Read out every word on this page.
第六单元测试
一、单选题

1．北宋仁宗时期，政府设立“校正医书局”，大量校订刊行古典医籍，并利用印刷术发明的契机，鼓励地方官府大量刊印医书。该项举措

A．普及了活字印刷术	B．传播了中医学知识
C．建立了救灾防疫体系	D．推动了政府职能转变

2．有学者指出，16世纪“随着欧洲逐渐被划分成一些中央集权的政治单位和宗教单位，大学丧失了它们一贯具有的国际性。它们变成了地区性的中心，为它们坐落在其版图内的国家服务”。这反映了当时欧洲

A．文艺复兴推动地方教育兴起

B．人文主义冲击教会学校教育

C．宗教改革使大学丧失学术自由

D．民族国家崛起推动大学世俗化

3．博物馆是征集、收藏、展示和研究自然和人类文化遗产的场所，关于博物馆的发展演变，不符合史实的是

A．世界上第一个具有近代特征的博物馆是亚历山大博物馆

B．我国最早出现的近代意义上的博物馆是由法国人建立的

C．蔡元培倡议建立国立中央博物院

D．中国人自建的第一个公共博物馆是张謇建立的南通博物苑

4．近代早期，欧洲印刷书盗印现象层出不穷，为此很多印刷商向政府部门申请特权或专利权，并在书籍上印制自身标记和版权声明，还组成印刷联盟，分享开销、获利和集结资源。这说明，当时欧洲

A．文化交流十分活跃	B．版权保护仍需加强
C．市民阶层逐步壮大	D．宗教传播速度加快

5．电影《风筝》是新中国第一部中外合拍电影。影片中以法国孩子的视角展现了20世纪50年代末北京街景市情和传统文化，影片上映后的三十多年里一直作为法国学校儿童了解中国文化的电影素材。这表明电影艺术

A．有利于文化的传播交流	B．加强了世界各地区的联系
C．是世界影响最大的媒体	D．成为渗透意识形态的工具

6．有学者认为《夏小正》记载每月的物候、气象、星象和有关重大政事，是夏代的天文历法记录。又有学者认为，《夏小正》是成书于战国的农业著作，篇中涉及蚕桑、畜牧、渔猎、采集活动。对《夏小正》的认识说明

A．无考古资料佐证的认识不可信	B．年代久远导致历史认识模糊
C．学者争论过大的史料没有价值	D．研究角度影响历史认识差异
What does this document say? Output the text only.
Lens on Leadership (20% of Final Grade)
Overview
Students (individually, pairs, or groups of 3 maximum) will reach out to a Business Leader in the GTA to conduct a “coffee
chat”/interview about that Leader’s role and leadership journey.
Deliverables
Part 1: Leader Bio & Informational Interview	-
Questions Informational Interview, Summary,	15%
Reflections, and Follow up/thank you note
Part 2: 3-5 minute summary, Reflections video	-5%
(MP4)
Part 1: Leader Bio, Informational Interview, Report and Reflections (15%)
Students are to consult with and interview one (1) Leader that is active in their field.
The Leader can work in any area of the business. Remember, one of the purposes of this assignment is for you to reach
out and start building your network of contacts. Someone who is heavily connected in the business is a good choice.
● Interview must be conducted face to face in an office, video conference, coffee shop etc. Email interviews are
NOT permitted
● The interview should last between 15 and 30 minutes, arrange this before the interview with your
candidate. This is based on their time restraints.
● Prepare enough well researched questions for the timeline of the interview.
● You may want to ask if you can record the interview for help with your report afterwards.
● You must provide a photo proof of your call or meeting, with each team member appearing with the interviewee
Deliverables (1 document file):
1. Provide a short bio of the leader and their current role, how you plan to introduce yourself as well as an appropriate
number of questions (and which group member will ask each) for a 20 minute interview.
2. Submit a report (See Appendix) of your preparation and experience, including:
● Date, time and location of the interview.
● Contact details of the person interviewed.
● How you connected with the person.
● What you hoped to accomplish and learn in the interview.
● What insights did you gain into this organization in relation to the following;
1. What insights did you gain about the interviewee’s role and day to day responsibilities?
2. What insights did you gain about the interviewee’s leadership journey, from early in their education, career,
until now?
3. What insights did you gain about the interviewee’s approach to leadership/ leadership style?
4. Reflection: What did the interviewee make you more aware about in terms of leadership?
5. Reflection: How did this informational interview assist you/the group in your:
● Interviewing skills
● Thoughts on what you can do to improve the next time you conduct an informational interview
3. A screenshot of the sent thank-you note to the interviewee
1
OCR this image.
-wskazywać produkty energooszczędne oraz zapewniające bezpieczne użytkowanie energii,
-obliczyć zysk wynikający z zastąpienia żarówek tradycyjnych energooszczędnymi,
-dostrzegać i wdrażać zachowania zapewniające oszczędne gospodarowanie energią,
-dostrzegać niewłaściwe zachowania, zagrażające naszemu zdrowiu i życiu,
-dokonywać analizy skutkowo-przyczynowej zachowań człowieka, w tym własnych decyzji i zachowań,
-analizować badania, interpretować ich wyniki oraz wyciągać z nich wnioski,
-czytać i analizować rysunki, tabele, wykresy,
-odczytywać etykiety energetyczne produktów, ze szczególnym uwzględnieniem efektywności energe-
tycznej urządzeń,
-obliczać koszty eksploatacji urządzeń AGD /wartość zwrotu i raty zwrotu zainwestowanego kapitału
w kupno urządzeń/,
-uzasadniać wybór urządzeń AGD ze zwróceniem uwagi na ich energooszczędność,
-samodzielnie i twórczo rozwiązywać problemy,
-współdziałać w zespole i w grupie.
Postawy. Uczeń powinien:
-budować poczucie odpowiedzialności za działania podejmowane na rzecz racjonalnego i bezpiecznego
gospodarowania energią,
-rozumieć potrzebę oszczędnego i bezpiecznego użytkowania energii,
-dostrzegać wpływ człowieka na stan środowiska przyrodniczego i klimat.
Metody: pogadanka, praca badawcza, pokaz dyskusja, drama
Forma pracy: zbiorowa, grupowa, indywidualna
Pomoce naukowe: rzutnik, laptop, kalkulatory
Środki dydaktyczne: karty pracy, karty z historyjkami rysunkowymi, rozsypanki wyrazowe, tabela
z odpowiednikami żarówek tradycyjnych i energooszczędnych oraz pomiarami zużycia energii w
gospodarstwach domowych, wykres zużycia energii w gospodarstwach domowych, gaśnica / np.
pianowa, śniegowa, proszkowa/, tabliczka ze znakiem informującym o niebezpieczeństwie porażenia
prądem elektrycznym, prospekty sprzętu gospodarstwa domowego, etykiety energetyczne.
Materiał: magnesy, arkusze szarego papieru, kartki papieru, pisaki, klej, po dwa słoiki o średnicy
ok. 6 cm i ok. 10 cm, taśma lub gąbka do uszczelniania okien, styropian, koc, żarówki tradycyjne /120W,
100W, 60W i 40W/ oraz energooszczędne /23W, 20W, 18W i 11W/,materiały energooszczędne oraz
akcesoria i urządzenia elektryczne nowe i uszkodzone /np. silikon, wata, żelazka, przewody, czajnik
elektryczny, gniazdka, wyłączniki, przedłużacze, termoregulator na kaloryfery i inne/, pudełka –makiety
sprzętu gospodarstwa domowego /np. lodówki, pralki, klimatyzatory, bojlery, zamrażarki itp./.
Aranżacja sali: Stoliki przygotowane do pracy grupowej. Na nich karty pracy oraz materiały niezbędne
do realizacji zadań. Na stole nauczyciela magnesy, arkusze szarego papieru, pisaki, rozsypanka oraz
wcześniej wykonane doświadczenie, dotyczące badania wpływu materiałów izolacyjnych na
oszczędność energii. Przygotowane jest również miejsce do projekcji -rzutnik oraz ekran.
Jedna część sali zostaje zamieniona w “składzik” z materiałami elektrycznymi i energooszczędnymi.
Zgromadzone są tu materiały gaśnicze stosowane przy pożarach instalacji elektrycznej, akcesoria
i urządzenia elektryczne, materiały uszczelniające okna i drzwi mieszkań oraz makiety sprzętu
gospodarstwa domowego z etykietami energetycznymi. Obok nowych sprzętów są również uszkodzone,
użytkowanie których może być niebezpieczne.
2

***

■ The task
Repeat all entries. Match them exactly.

■ Result
Read out every word on this page.
第六单元测试
一、单选题

1．北宋仁宗时期，政府设立“校正医书局”，大量校订刊行古典医籍，并利用印刷术发明的契机，鼓励地方官府大量刊印医书。该项举措

A．普及了活字印刷术	B．传播了中医学知识
C．建立了救灾防疫体系	D．推动了政府职能转变

2．有学者指出，16世纪“随着欧洲逐渐被划分成一些中央集权的政治单位和宗教单位，大学丧失了它们一贯具有的国际性。它们变成了地区性的中心，为它们坐落在其版图内的国家服务”。这反映了当时欧洲

A．文艺复兴推动地方教育兴起

B．人文主义冲击教会学校教育

C．宗教改革使大学丧失学术自由

D．民族国家崛起推动大学世俗化

3．博物馆是征集、收藏、展示和研究自然和人类文化遗产的场所，关于博物馆的发展演变，不符合史实的是

A．世界上第一个具有近代特征的博物馆是亚历山大博物馆

B．我国最早出现的近代意义上的博物馆是由法国人建立的

C．蔡元培倡议建立国立中央博物院

D．中国人自建的第一个公共博物馆是张謇建立的南通博物苑

4．近代早期，欧洲印刷书盗印现象层出不穷，为此很多印刷商向政府部门申请特权或专利权，并在书籍上印制自身标记和版权声明，还组成印刷联盟，分享开销、获利和集结资源。这说明，当时欧洲

A．文化交流十分活跃	B．版权保护仍需加强
C．市民阶层逐步壮大	D．宗教传播速度加快

5．电影《风筝》是新中国第一部中外合拍电影。影片中以法国孩子的视角展现了20世纪50年代末北京街景市情和传统文化，影片上映后的三十多年里一直作为法国学校儿童了解中国文化的电影素材。这表明电影艺术

A．有利于文化的传播交流	B．加强了世界各地区的联系
C．是世界影响最大的媒体	D．成为渗透意识形态的工具

6．有学者认为《夏小正》记载每月的物候、气象、星象和有关重大政事，是夏代的天文历法记录。又有学者认为，《夏小正》是成书于战国的农业著作，篇中涉及蚕桑、畜牧、渔猎、采集活动。对《夏小正》的认识说明

A．无考古资料佐证的认识不可信	B．年代久远导致历史认识模糊
C．学者争论过大的史料没有价值	D．研究角度影响历史认识差异
What does this document say? Output the text only.
Lens on Leadership (20% of Final Grade)
Overview
Students (individually, pairs, or groups of 3 maximum) will reach out to a Business Leader in the GTA to conduct a “coffee
chat”/interview about that Leader’s role and leadership journey.
Deliverables
Part 1: Leader Bio & Informational Interview	-
Questions Informational Interview, Summary,	15%
Reflections, and Follow up/thank you note
Part 2: 3-5 minute summary, Reflections video	-5%
(MP4)
Part 1: Leader Bio, Informational Interview, Report and Reflections (15%)
Students are to consult with and interview one (1) Leader that is active in their field.
The Leader can work in any area of the business. Remember, one of the purposes of this assignment is for you to reach
out and start building your network of contacts. Someone who is heavily connected in the business is a good choice.
● Interview must be conducted face to face in an office, video conference, coffee shop etc. Email interviews are
NOT permitted
● The interview should last between 15 and 30 minutes, arrange this before the interview with your
candidate. This is based on their time restraints.
● Prepare enough well researched questions for the timeline of the interview.
● You may want to ask if you can record the interview for help with your report afterwards.
● You must provide a photo proof of your call or meeting, with each team member appearing with the interviewee
Deliverables (1 document file):
1. Provide a short bio of the leader and their current role, how you plan to introduce yourself as well as an appropriate
number of questions (and which group member will ask each) for a 20 minute interview.
2. Submit a report (See Appendix) of your preparation and experience, including:
● Date, time and location of the interview.
● Contact details of the person interviewed.
● How you connected with the person.
● What you hoped to accomplish and learn in the interview.
● What insights did you gain into this organization in relation to the following;
1. What insights did you gain about the interviewee’s role and day to day responsibilities?
2. What insights did you gain about the interviewee’s leadership journey, from early in their education, career,
until now?
3. What insights did you gain about the interviewee’s approach to leadership/ leadership style?
4. Reflection: What did the interviewee make you more aware about in terms of leadership?
5. Reflection: How did this informational interview assist you/the group in your:
● Interviewing skills
● Thoughts on what you can do to improve the next time you conduct an informational interview
3. A screenshot of the sent thank-you note to the interviewee
1
OCR this image.
-wskazywać produkty energooszczędne oraz zapewniające bezpieczne użytkowanie energii,
-obliczyć zysk wynikający z zastąpienia żarówek tradycyjnych energooszczędnymi,
-dostrzegać i wdrażać zachowania zapewniające oszczędne gospodarowanie energią,
-dostrzegać niewłaściwe zachowania, zagrażające naszemu zdrowiu i życiu,
-dokonywać analizy skutkowo-przyczynowej zachowań człowieka, w tym własnych decyzji i zachowań,
-analizować badania, interpretować ich wyniki oraz wyciągać z nich wnioski,
-czytać i analizować rysunki, tabele, wykresy,
-odczytywać etykiety energetyczne produktów, ze szczególnym uwzględnieniem efektywności energe-
tycznej urządzeń,
-obliczać koszty eksploatacji urządzeń AGD /wartość zwrotu i raty zwrotu zainwestowanego kapitału
w kupno urządzeń/,
-uzasadniać wybór urządzeń AGD ze zwróceniem uwagi na ich energooszczędność,
-samodzielnie i twórczo rozwiązywać problemy,
-współdziałać w zespole i w grupie.
Postawy. Uczeń powinien:
-budować poczucie odpowiedzialności za działania podejmowane na rzecz racjonalnego i bezpiecznego
gospodarowania energią,
-rozumieć potrzebę oszczędnego i bezpiecznego użytkowania energii,
-dostrzegać wpływ człowieka na stan środowiska przyrodniczego i klimat.
Metody: pogadanka, praca badawcza, pokaz dyskusja, drama
Forma pracy: zbiorowa, grupowa, indywidualna
Pomoce naukowe: rzutnik, laptop, kalkulatory
Środki dydaktyczne: karty pracy, karty z historyjkami rysunkowymi, rozsypanki wyrazowe, tabela
z odpowiednikami żarówek tradycyjnych i energooszczędnych oraz pomiarami zużycia energii w
gospodarstwach domowych, wykres zużycia energii w gospodarstwach domowych, gaśnica / np.
pianowa, śniegowa, proszkowa/, tabliczka ze znakiem informującym o niebezpieczeństwie porażenia
prądem elektrycznym, prospekty sprzętu gospodarstwa domowego, etykiety energetyczne.
Materiał: magnesy, arkusze szarego papieru, kartki papieru, pisaki, klej, po dwa słoiki o średnicy
ok. 6 cm i ok. 10 cm, taśma lub gąbka do uszczelniania okien, styropian, koc, żarówki tradycyjne /120W,
100W, 60W i 40W/ oraz energooszczędne /23W, 20W, 18W i 11W/,materiały energooszczędne oraz
akcesoria i urządzenia elektryczne nowe i uszkodzone /np. silikon, wata, żelazka, przewody, czajnik
elektryczny, gniazdka, wyłączniki, przedłużacze, termoregulator na kaloryfery i inne/, pudełka –makiety
sprzętu gospodarstwa domowego /np. lodówki, pralki, klimatyzatory, bojlery, zamrażarki itp./.
Aranżacja sali: Stoliki przygotowane do pracy grupowej. Na nich karty pracy oraz materiały niezbędne
do realizacji zadań. Na stole nauczyciela magnesy, arkusze szarego papieru, pisaki, rozsypanka oraz
wcześniej wykonane doświadczenie, dotyczące badania wpływu materiałów izolacyjnych na
oszczędność energii. Przygotowane jest również miejsce do projekcji -rzutnik oraz ekran.
Jedna część sali zostaje zamieniona w “składzik” z materiałami elektrycznymi i energooszczędnymi.
Zgromadzone są tu materiały gaśnicze stosowane przy pożarach instalacji elektrycznej, akcesoria
i urządzenia elektryczne, materiały uszczelniające okna i drzwi mieszkań oraz makiety sprzętu
gospodarstwa domowego z etykietami energetycznymi. Obok nowych sprzętów są również uszkodzone,
użytkowanie których może być niebezpieczne.
2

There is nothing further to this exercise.